Start Records to use
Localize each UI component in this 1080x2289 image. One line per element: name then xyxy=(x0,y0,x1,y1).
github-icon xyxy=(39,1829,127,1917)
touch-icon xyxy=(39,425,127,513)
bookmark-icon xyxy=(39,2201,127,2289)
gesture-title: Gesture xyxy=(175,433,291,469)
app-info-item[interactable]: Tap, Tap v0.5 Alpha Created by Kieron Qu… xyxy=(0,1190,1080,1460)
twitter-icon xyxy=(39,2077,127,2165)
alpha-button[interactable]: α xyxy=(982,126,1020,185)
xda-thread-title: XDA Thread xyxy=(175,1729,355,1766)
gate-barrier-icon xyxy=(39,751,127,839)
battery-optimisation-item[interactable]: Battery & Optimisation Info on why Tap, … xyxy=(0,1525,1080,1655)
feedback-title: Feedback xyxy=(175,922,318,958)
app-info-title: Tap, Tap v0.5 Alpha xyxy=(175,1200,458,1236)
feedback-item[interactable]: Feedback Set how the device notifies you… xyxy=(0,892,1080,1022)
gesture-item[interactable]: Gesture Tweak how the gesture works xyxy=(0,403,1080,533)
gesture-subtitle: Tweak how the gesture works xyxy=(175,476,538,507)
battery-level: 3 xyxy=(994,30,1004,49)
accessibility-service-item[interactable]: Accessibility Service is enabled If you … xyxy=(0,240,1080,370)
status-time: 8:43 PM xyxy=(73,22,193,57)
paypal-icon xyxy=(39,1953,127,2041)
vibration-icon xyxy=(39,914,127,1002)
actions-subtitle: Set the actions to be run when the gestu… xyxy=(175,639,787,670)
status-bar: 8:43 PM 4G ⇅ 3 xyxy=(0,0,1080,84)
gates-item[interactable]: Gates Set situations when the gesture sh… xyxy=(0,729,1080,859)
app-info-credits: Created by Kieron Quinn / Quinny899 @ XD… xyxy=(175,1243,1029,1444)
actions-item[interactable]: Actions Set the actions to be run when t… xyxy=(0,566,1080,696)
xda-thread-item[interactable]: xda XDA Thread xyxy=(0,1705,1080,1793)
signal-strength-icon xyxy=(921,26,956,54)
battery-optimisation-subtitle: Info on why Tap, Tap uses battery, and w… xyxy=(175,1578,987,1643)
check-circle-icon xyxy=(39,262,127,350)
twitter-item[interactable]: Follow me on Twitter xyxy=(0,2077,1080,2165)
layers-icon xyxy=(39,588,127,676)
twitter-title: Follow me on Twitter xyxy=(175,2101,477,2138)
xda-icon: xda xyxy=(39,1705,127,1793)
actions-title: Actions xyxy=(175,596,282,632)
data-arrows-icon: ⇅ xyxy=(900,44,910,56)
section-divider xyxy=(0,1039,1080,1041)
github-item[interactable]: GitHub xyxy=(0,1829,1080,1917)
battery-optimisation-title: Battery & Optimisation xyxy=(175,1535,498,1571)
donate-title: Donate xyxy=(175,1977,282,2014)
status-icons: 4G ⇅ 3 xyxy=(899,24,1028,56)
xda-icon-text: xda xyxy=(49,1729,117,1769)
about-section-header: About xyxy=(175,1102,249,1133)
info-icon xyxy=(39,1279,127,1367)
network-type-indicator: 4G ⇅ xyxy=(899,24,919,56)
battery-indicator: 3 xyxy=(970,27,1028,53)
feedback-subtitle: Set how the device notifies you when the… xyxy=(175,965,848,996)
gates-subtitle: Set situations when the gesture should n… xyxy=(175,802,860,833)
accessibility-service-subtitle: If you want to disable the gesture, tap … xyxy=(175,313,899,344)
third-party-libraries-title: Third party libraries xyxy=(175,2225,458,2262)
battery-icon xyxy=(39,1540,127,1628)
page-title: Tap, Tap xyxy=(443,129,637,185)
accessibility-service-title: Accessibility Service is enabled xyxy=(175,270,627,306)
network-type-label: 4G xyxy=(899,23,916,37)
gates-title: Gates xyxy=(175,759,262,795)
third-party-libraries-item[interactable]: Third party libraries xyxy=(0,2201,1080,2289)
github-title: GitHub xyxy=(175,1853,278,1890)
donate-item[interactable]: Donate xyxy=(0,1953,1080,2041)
End Records to use
Output every line of the records above, character for character, with nothing changed.

■ **Solution to the problem**:
Localize each UI component in this 1080x2289 image. One line per element: name then xyxy=(x0,y0,x1,y1).
github-icon xyxy=(39,1829,127,1917)
touch-icon xyxy=(39,425,127,513)
bookmark-icon xyxy=(39,2201,127,2289)
gesture-title: Gesture xyxy=(175,433,291,469)
app-info-item[interactable]: Tap, Tap v0.5 Alpha Created by Kieron Qu… xyxy=(0,1190,1080,1460)
twitter-icon xyxy=(39,2077,127,2165)
alpha-button[interactable]: α xyxy=(982,126,1020,185)
xda-thread-title: XDA Thread xyxy=(175,1729,355,1766)
gate-barrier-icon xyxy=(39,751,127,839)
battery-optimisation-item[interactable]: Battery & Optimisation Info on why Tap, … xyxy=(0,1525,1080,1655)
feedback-title: Feedback xyxy=(175,922,318,958)
app-info-title: Tap, Tap v0.5 Alpha xyxy=(175,1200,458,1236)
feedback-item[interactable]: Feedback Set how the device notifies you… xyxy=(0,892,1080,1022)
gesture-item[interactable]: Gesture Tweak how the gesture works xyxy=(0,403,1080,533)
gesture-subtitle: Tweak how the gesture works xyxy=(175,476,538,507)
battery-level: 3 xyxy=(994,30,1004,49)
accessibility-service-item[interactable]: Accessibility Service is enabled If you … xyxy=(0,240,1080,370)
status-time: 8:43 PM xyxy=(73,22,193,57)
paypal-icon xyxy=(39,1953,127,2041)
vibration-icon xyxy=(39,914,127,1002)
actions-subtitle: Set the actions to be run when the gestu… xyxy=(175,639,787,670)
status-bar: 8:43 PM 4G ⇅ 3 xyxy=(0,0,1080,84)
gates-item[interactable]: Gates Set situations when the gesture sh… xyxy=(0,729,1080,859)
app-info-credits: Created by Kieron Quinn / Quinny899 @ XD… xyxy=(175,1243,1029,1444)
actions-item[interactable]: Actions Set the actions to be run when t… xyxy=(0,566,1080,696)
xda-thread-item[interactable]: xda XDA Thread xyxy=(0,1705,1080,1793)
signal-strength-icon xyxy=(921,26,956,54)
battery-optimisation-subtitle: Info on why Tap, Tap uses battery, and w… xyxy=(175,1578,987,1643)
check-circle-icon xyxy=(39,262,127,350)
twitter-item[interactable]: Follow me on Twitter xyxy=(0,2077,1080,2165)
layers-icon xyxy=(39,588,127,676)
twitter-title: Follow me on Twitter xyxy=(175,2101,477,2138)
xda-icon: xda xyxy=(39,1705,127,1793)
actions-title: Actions xyxy=(175,596,282,632)
data-arrows-icon: ⇅ xyxy=(900,44,910,56)
section-divider xyxy=(0,1039,1080,1041)
github-item[interactable]: GitHub xyxy=(0,1829,1080,1917)
battery-optimisation-title: Battery & Optimisation xyxy=(175,1535,498,1571)
donate-title: Donate xyxy=(175,1977,282,2014)
status-icons: 4G ⇅ 3 xyxy=(899,24,1028,56)
xda-icon-text: xda xyxy=(49,1729,117,1769)
about-section-header: About xyxy=(175,1102,249,1133)
info-icon xyxy=(39,1279,127,1367)
network-type-indicator: 4G ⇅ xyxy=(899,24,919,56)
battery-indicator: 3 xyxy=(970,27,1028,53)
feedback-subtitle: Set how the device notifies you when the… xyxy=(175,965,848,996)
gates-subtitle: Set situations when the gesture should n… xyxy=(175,802,860,833)
accessibility-service-subtitle: If you want to disable the gesture, tap … xyxy=(175,313,899,344)
third-party-libraries-title: Third party libraries xyxy=(175,2225,458,2262)
battery-icon xyxy=(39,1540,127,1628)
page-title: Tap, Tap xyxy=(443,129,637,185)
accessibility-service-title: Accessibility Service is enabled xyxy=(175,270,627,306)
network-type-label: 4G xyxy=(899,23,916,37)
gates-title: Gates xyxy=(175,759,262,795)
third-party-libraries-item[interactable]: Third party libraries xyxy=(0,2201,1080,2289)
github-title: GitHub xyxy=(175,1853,278,1890)
donate-item[interactable]: Donate xyxy=(0,1953,1080,2041)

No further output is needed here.